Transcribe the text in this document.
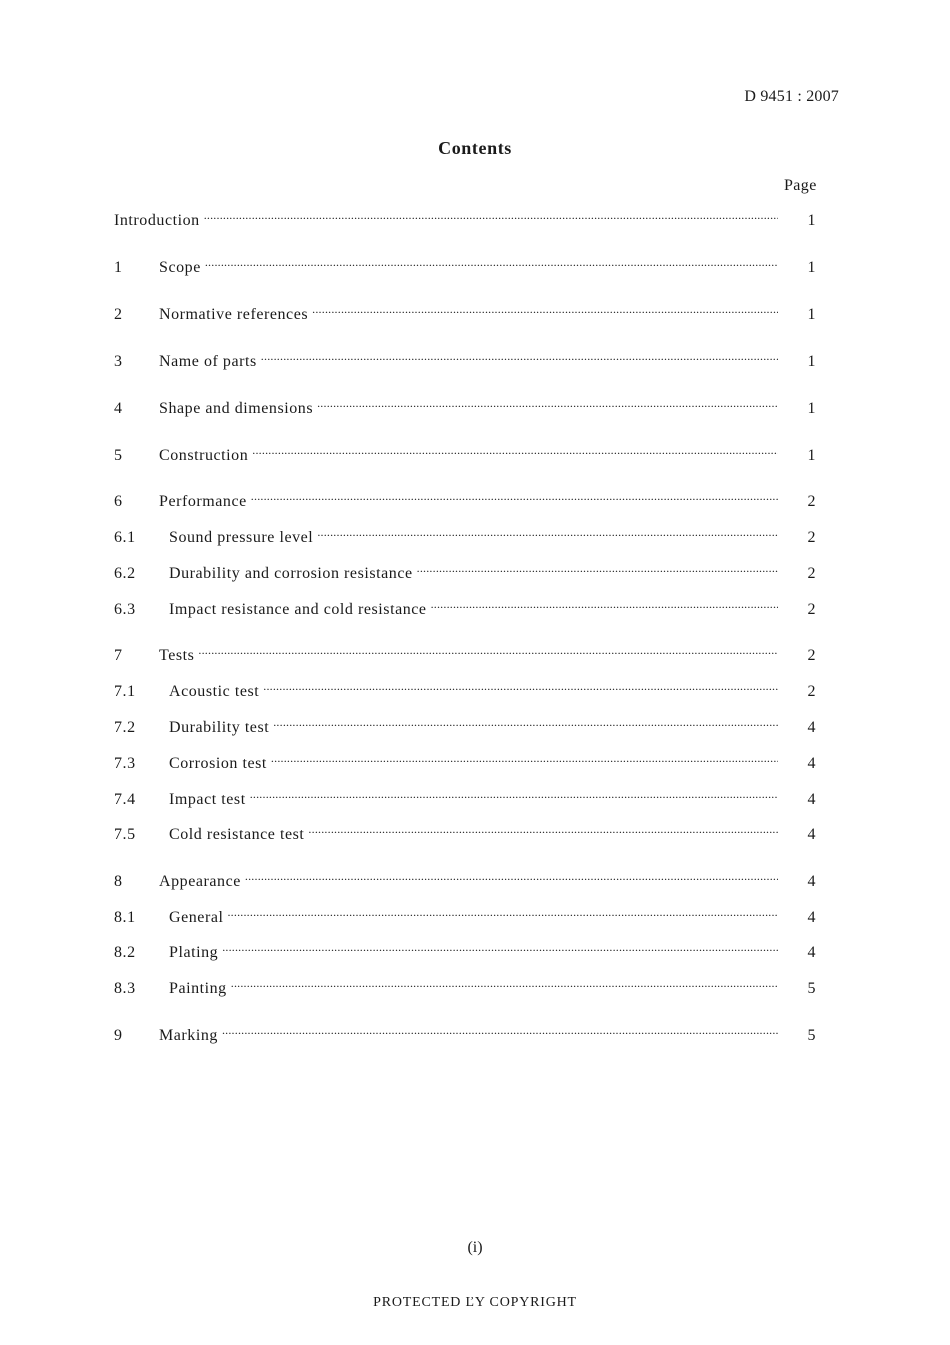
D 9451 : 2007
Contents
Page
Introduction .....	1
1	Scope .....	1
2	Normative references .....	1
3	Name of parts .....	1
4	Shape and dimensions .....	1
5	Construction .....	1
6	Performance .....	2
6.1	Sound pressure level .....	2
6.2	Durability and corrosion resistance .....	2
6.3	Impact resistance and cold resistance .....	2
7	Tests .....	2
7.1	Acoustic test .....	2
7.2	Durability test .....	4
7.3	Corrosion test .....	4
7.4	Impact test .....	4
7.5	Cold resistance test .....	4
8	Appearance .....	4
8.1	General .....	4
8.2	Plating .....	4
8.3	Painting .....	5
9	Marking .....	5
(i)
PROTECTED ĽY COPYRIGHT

---

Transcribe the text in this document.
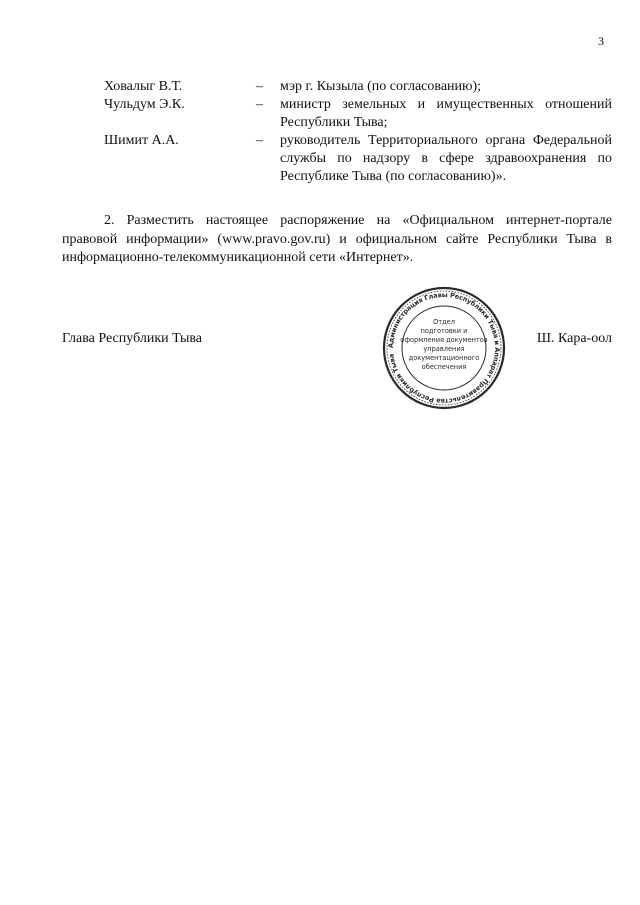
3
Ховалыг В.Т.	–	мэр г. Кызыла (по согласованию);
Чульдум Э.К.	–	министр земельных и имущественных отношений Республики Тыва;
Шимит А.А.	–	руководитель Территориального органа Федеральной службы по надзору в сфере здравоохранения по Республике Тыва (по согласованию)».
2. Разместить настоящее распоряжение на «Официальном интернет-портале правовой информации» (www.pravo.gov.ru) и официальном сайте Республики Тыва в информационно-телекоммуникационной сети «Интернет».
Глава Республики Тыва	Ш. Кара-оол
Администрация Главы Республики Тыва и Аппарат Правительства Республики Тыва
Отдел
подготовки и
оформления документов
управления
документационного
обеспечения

---

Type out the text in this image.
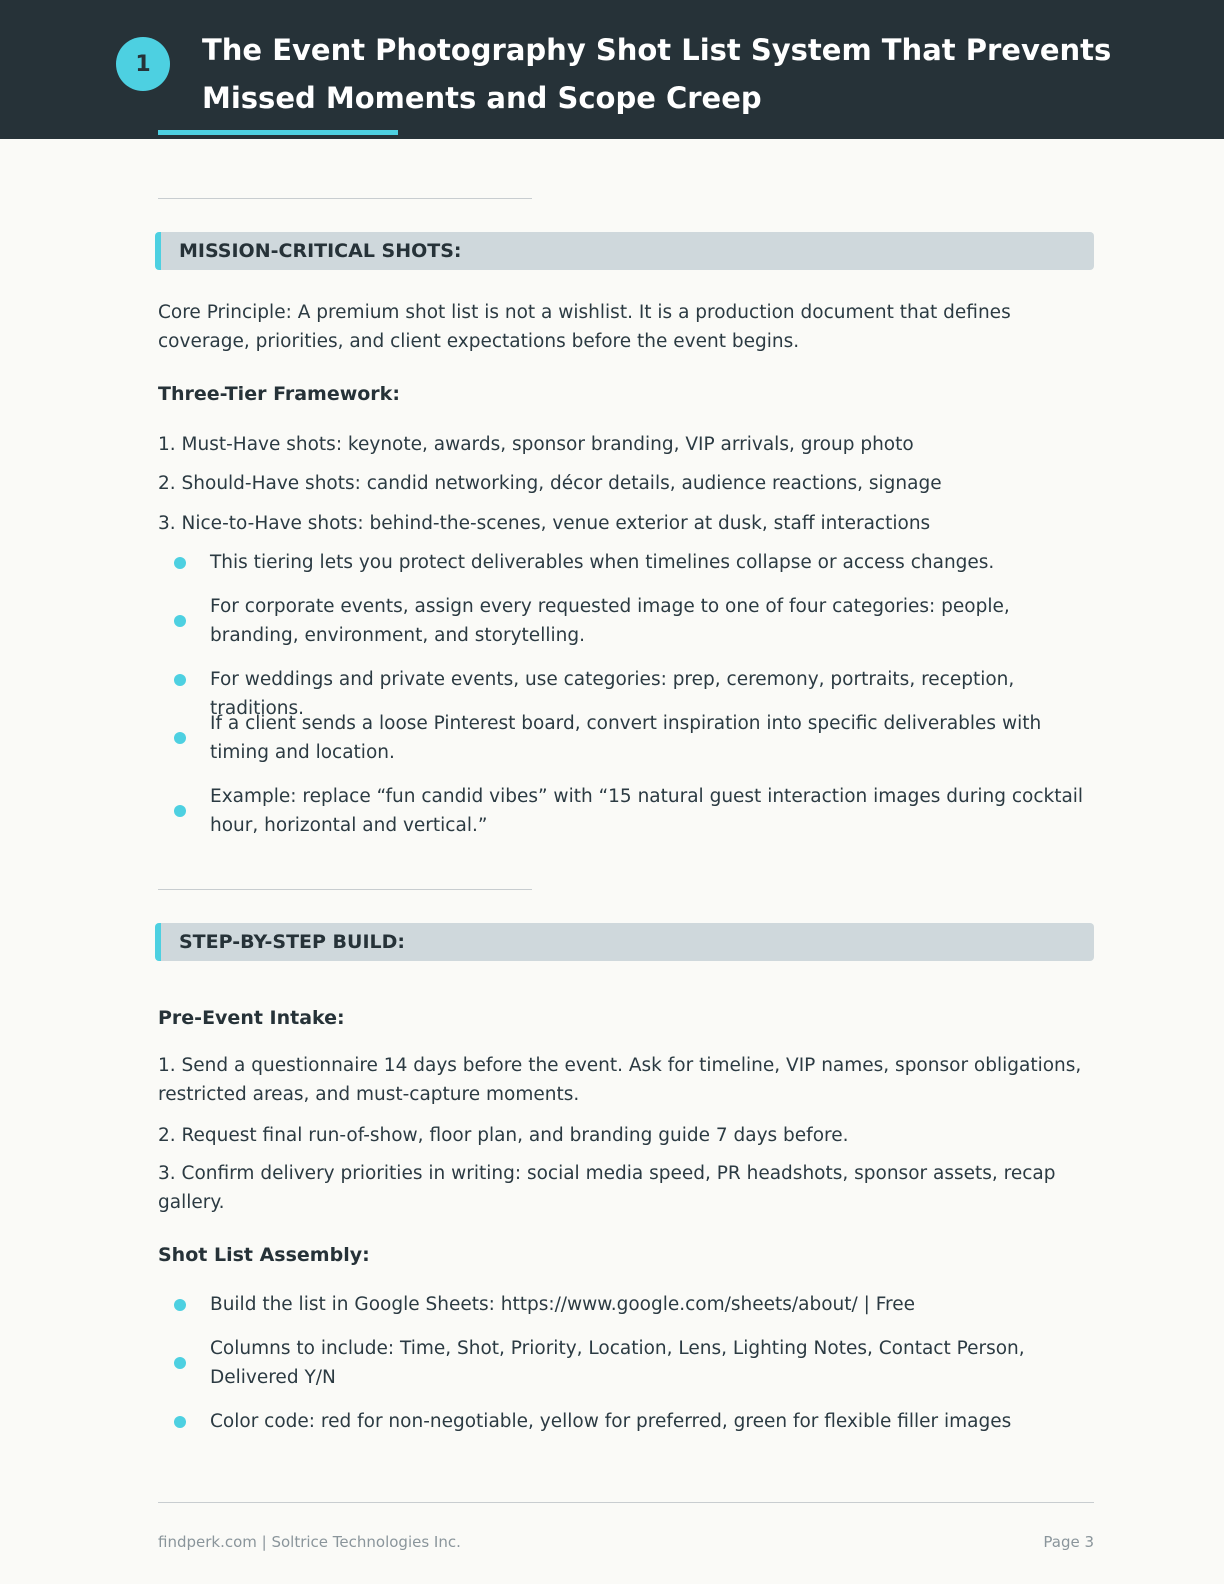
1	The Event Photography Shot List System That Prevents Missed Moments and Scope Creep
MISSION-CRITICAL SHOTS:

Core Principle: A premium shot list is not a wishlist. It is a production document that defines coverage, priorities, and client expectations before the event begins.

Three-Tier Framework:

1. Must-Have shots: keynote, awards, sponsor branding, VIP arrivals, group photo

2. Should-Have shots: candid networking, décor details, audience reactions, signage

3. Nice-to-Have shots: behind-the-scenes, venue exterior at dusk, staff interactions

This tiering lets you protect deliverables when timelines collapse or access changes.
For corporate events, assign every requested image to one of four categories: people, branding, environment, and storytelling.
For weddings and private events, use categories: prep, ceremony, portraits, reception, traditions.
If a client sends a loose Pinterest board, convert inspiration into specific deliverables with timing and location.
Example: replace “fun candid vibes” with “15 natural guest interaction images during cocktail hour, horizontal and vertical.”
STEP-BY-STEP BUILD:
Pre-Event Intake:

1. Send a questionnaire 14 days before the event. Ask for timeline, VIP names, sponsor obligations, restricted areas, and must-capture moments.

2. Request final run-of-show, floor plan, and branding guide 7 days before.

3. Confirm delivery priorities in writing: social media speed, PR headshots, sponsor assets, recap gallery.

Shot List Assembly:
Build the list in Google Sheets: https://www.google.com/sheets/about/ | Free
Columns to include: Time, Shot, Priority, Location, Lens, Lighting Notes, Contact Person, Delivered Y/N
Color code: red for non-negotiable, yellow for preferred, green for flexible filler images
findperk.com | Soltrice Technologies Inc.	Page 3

** To do **
Scan the lines above for "with", then copy every one that has it.

** Solved problem **
If a client sends a loose Pinterest board, convert inspiration into specific deliverables with timing and location.
Example: replace “fun candid vibes” with “15 natural guest interaction images during cocktail hour, horizontal and vertical.”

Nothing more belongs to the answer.